### Exercise aim
Return all entries precisely as they stand, without the images.

### Figure contents as structured data
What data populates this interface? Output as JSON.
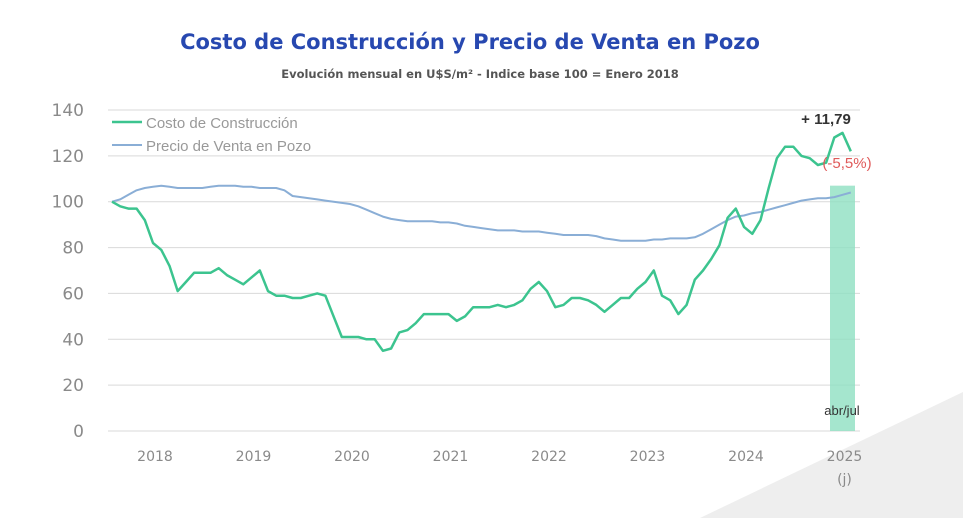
{
  "chart_data": {
    "type": "line",
    "title": "Costo de Construcción y Precio de Venta en Pozo",
    "subtitle": "Evolución mensual en U$S/m² - Indice base 100 = Enero 2018",
    "ylim": [
      0,
      140
    ],
    "yticks": [
      "0",
      "20",
      "40",
      "60",
      "80",
      "100",
      "120",
      "140"
    ],
    "xticks": [
      "2018",
      "2019",
      "2020",
      "2021",
      "2022",
      "2023",
      "2024",
      "2025"
    ],
    "xtick_last_sub": "(j)",
    "x_start": "2018-01",
    "x_frequency": "monthly",
    "grid": true,
    "legend": "top-left",
    "series": [
      {
        "name": "Costo de Construcción",
        "color": "#3cc48f",
        "values": [
          100,
          98,
          97,
          97,
          92,
          82,
          79,
          72,
          61,
          65,
          69,
          69,
          69,
          71,
          68,
          66,
          64,
          67,
          70,
          61,
          59,
          59,
          58,
          58,
          59,
          60,
          59,
          50,
          41,
          41,
          41,
          40,
          40,
          35,
          36,
          43,
          44,
          47,
          51,
          51,
          51,
          51,
          48,
          50,
          54,
          54,
          54,
          55,
          54,
          55,
          57,
          62,
          65,
          61,
          54,
          55,
          58,
          58,
          57,
          55,
          52,
          55,
          58,
          58,
          62,
          65,
          70,
          59,
          57,
          51,
          55,
          66,
          70,
          75,
          81,
          93,
          97,
          89,
          86,
          92,
          106,
          119,
          124,
          124,
          120,
          119,
          116,
          117,
          128,
          130,
          122
        ]
      },
      {
        "name": "Precio de Venta en Pozo",
        "color": "#8aaed6",
        "values": [
          100,
          101,
          103,
          105,
          106,
          106.5,
          107,
          106.5,
          106,
          106,
          106,
          106,
          106.5,
          107,
          107,
          107,
          106.5,
          106.5,
          106,
          106,
          106,
          105,
          102.5,
          102,
          101.5,
          101,
          100.5,
          100,
          99.5,
          99,
          98,
          96.5,
          95,
          93.5,
          92.5,
          92,
          91.5,
          91.5,
          91.5,
          91.5,
          91,
          91,
          90.5,
          89.5,
          89,
          88.5,
          88,
          87.5,
          87.5,
          87.5,
          87,
          87,
          87,
          86.5,
          86,
          85.5,
          85.5,
          85.5,
          85.5,
          85,
          84,
          83.5,
          83,
          83,
          83,
          83,
          83.5,
          83.5,
          84,
          84,
          84,
          84.5,
          86,
          88,
          90,
          92,
          93.5,
          94,
          95,
          95.5,
          96.5,
          97.5,
          98.5,
          99.5,
          100.5,
          101,
          101.5,
          101.5,
          102,
          103,
          104
        ]
      }
    ],
    "highlight": {
      "label": "abr/jul",
      "color": "#8fe0c2"
    },
    "annotations": [
      {
        "text": "+ 11,79",
        "color": "#333333"
      },
      {
        "text": "(-5,5%)",
        "color": "#e05a5a"
      }
    ]
  }
}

### Answer to the problem
What data populates this interface? Output as JSON.
{
  "chart_data": {
    "type": "line",
    "title": "Costo de Construcción y Precio de Venta en Pozo",
    "subtitle": "Evolución mensual en U$S/m² - Indice base 100 = Enero 2018",
    "ylim": [
      0,
      140
    ],
    "yticks": [
      "0",
      "20",
      "40",
      "60",
      "80",
      "100",
      "120",
      "140"
    ],
    "xticks": [
      "2018",
      "2019",
      "2020",
      "2021",
      "2022",
      "2023",
      "2024",
      "2025"
    ],
    "xtick_last_sub": "(j)",
    "x_start": "2018-01",
    "x_frequency": "monthly",
    "grid": true,
    "legend": "top-left",
    "series": [
      {
        "name": "Costo de Construcción",
        "color": "#3cc48f",
        "values": [
          100,
          98,
          97,
          97,
          92,
          82,
          79,
          72,
          61,
          65,
          69,
          69,
          69,
          71,
          68,
          66,
          64,
          67,
          70,
          61,
          59,
          59,
          58,
          58,
          59,
          60,
          59,
          50,
          41,
          41,
          41,
          40,
          40,
          35,
          36,
          43,
          44,
          47,
          51,
          51,
          51,
          51,
          48,
          50,
          54,
          54,
          54,
          55,
          54,
          55,
          57,
          62,
          65,
          61,
          54,
          55,
          58,
          58,
          57,
          55,
          52,
          55,
          58,
          58,
          62,
          65,
          70,
          59,
          57,
          51,
          55,
          66,
          70,
          75,
          81,
          93,
          97,
          89,
          86,
          92,
          106,
          119,
          124,
          124,
          120,
          119,
          116,
          117,
          128,
          130,
          122
        ]
      },
      {
        "name": "Precio de Venta en Pozo",
        "color": "#8aaed6",
        "values": [
          100,
          101,
          103,
          105,
          106,
          106.5,
          107,
          106.5,
          106,
          106,
          106,
          106,
          106.5,
          107,
          107,
          107,
          106.5,
          106.5,
          106,
          106,
          106,
          105,
          102.5,
          102,
          101.5,
          101,
          100.5,
          100,
          99.5,
          99,
          98,
          96.5,
          95,
          93.5,
          92.5,
          92,
          91.5,
          91.5,
          91.5,
          91.5,
          91,
          91,
          90.5,
          89.5,
          89,
          88.5,
          88,
          87.5,
          87.5,
          87.5,
          87,
          87,
          87,
          86.5,
          86,
          85.5,
          85.5,
          85.5,
          85.5,
          85,
          84,
          83.5,
          83,
          83,
          83,
          83,
          83.5,
          83.5,
          84,
          84,
          84,
          84.5,
          86,
          88,
          90,
          92,
          93.5,
          94,
          95,
          95.5,
          96.5,
          97.5,
          98.5,
          99.5,
          100.5,
          101,
          101.5,
          101.5,
          102,
          103,
          104
        ]
      }
    ],
    "highlight": {
      "label": "abr/jul",
      "color": "#8fe0c2"
    },
    "annotations": [
      {
        "text": "+ 11,79",
        "color": "#333333"
      },
      {
        "text": "(-5,5%)",
        "color": "#e05a5a"
      }
    ]
  }
}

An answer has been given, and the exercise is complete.